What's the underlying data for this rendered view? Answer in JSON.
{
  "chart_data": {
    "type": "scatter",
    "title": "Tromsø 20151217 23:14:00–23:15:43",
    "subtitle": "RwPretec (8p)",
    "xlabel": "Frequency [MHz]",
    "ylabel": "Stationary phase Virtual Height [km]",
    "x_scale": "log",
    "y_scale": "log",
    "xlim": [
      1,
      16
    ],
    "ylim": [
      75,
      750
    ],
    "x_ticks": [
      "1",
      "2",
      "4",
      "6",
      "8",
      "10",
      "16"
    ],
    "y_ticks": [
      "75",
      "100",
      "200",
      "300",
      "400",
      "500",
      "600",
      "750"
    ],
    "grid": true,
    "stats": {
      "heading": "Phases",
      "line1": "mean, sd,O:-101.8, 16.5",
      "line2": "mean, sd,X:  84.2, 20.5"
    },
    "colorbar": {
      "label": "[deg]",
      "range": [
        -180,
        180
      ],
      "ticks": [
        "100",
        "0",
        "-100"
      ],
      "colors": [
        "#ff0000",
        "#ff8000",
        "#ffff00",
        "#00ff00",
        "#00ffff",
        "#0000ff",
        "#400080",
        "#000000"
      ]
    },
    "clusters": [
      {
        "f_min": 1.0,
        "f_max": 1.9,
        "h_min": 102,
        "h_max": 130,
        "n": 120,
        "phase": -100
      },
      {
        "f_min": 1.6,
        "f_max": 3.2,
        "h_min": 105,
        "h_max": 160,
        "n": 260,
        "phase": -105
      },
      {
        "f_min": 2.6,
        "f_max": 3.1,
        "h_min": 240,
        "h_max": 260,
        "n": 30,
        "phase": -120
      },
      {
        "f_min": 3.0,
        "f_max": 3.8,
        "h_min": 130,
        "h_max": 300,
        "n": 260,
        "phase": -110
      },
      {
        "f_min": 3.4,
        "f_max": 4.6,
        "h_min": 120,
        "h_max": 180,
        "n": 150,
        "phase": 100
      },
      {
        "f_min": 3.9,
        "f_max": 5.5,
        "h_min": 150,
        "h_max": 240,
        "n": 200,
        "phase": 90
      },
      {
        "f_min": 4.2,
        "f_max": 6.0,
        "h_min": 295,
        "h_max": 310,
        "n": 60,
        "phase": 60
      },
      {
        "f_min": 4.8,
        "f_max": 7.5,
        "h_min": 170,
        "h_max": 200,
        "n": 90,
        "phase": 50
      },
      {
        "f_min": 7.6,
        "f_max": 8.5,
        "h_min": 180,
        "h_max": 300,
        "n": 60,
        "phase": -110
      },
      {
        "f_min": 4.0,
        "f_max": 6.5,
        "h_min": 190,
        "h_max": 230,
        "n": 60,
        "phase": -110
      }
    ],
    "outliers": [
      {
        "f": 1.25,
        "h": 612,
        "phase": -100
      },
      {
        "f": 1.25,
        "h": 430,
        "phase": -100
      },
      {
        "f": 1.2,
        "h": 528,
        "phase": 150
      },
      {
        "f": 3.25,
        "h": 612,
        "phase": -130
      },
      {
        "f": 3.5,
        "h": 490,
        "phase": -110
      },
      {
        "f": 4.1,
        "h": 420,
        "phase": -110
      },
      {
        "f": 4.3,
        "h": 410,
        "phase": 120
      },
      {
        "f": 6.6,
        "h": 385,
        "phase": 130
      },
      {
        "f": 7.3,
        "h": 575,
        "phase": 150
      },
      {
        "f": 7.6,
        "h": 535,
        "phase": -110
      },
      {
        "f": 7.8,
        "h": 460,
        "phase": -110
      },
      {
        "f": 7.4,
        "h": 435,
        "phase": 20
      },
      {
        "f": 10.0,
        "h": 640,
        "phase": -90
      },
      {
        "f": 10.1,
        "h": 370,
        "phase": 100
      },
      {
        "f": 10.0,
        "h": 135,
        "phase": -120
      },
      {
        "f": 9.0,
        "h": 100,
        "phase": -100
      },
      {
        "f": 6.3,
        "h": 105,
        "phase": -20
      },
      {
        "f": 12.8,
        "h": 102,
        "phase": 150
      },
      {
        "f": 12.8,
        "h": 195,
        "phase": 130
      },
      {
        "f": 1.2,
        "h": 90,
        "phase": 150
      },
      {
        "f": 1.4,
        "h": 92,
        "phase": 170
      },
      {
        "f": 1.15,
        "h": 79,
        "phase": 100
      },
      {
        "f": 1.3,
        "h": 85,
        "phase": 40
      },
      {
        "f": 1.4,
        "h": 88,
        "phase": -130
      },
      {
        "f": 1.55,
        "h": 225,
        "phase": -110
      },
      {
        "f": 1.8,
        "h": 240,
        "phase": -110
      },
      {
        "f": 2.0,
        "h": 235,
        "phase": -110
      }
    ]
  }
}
= = = = = = =
- **Exercise details**
Restate all of the entries exactly, please.

- **Task answer**
What's the underlying data for this rendered view? Answer in JSON.
{
  "chart_data": {
    "type": "scatter",
    "title": "Tromsø 20151217 23:14:00–23:15:43",
    "subtitle": "RwPretec (8p)",
    "xlabel": "Frequency [MHz]",
    "ylabel": "Stationary phase Virtual Height [km]",
    "x_scale": "log",
    "y_scale": "log",
    "xlim": [
      1,
      16
    ],
    "ylim": [
      75,
      750
    ],
    "x_ticks": [
      "1",
      "2",
      "4",
      "6",
      "8",
      "10",
      "16"
    ],
    "y_ticks": [
      "75",
      "100",
      "200",
      "300",
      "400",
      "500",
      "600",
      "750"
    ],
    "grid": true,
    "stats": {
      "heading": "Phases",
      "line1": "mean, sd,O:-101.8, 16.5",
      "line2": "mean, sd,X:  84.2, 20.5"
    },
    "colorbar": {
      "label": "[deg]",
      "range": [
        -180,
        180
      ],
      "ticks": [
        "100",
        "0",
        "-100"
      ],
      "colors": [
        "#ff0000",
        "#ff8000",
        "#ffff00",
        "#00ff00",
        "#00ffff",
        "#0000ff",
        "#400080",
        "#000000"
      ]
    },
    "clusters": [
      {
        "f_min": 1.0,
        "f_max": 1.9,
        "h_min": 102,
        "h_max": 130,
        "n": 120,
        "phase": -100
      },
      {
        "f_min": 1.6,
        "f_max": 3.2,
        "h_min": 105,
        "h_max": 160,
        "n": 260,
        "phase": -105
      },
      {
        "f_min": 2.6,
        "f_max": 3.1,
        "h_min": 240,
        "h_max": 260,
        "n": 30,
        "phase": -120
      },
      {
        "f_min": 3.0,
        "f_max": 3.8,
        "h_min": 130,
        "h_max": 300,
        "n": 260,
        "phase": -110
      },
      {
        "f_min": 3.4,
        "f_max": 4.6,
        "h_min": 120,
        "h_max": 180,
        "n": 150,
        "phase": 100
      },
      {
        "f_min": 3.9,
        "f_max": 5.5,
        "h_min": 150,
        "h_max": 240,
        "n": 200,
        "phase": 90
      },
      {
        "f_min": 4.2,
        "f_max": 6.0,
        "h_min": 295,
        "h_max": 310,
        "n": 60,
        "phase": 60
      },
      {
        "f_min": 4.8,
        "f_max": 7.5,
        "h_min": 170,
        "h_max": 200,
        "n": 90,
        "phase": 50
      },
      {
        "f_min": 7.6,
        "f_max": 8.5,
        "h_min": 180,
        "h_max": 300,
        "n": 60,
        "phase": -110
      },
      {
        "f_min": 4.0,
        "f_max": 6.5,
        "h_min": 190,
        "h_max": 230,
        "n": 60,
        "phase": -110
      }
    ],
    "outliers": [
      {
        "f": 1.25,
        "h": 612,
        "phase": -100
      },
      {
        "f": 1.25,
        "h": 430,
        "phase": -100
      },
      {
        "f": 1.2,
        "h": 528,
        "phase": 150
      },
      {
        "f": 3.25,
        "h": 612,
        "phase": -130
      },
      {
        "f": 3.5,
        "h": 490,
        "phase": -110
      },
      {
        "f": 4.1,
        "h": 420,
        "phase": -110
      },
      {
        "f": 4.3,
        "h": 410,
        "phase": 120
      },
      {
        "f": 6.6,
        "h": 385,
        "phase": 130
      },
      {
        "f": 7.3,
        "h": 575,
        "phase": 150
      },
      {
        "f": 7.6,
        "h": 535,
        "phase": -110
      },
      {
        "f": 7.8,
        "h": 460,
        "phase": -110
      },
      {
        "f": 7.4,
        "h": 435,
        "phase": 20
      },
      {
        "f": 10.0,
        "h": 640,
        "phase": -90
      },
      {
        "f": 10.1,
        "h": 370,
        "phase": 100
      },
      {
        "f": 10.0,
        "h": 135,
        "phase": -120
      },
      {
        "f": 9.0,
        "h": 100,
        "phase": -100
      },
      {
        "f": 6.3,
        "h": 105,
        "phase": -20
      },
      {
        "f": 12.8,
        "h": 102,
        "phase": 150
      },
      {
        "f": 12.8,
        "h": 195,
        "phase": 130
      },
      {
        "f": 1.2,
        "h": 90,
        "phase": 150
      },
      {
        "f": 1.4,
        "h": 92,
        "phase": 170
      },
      {
        "f": 1.15,
        "h": 79,
        "phase": 100
      },
      {
        "f": 1.3,
        "h": 85,
        "phase": 40
      },
      {
        "f": 1.4,
        "h": 88,
        "phase": -130
      },
      {
        "f": 1.55,
        "h": 225,
        "phase": -110
      },
      {
        "f": 1.8,
        "h": 240,
        "phase": -110
      },
      {
        "f": 2.0,
        "h": 235,
        "phase": -110
      }
    ]
  }
}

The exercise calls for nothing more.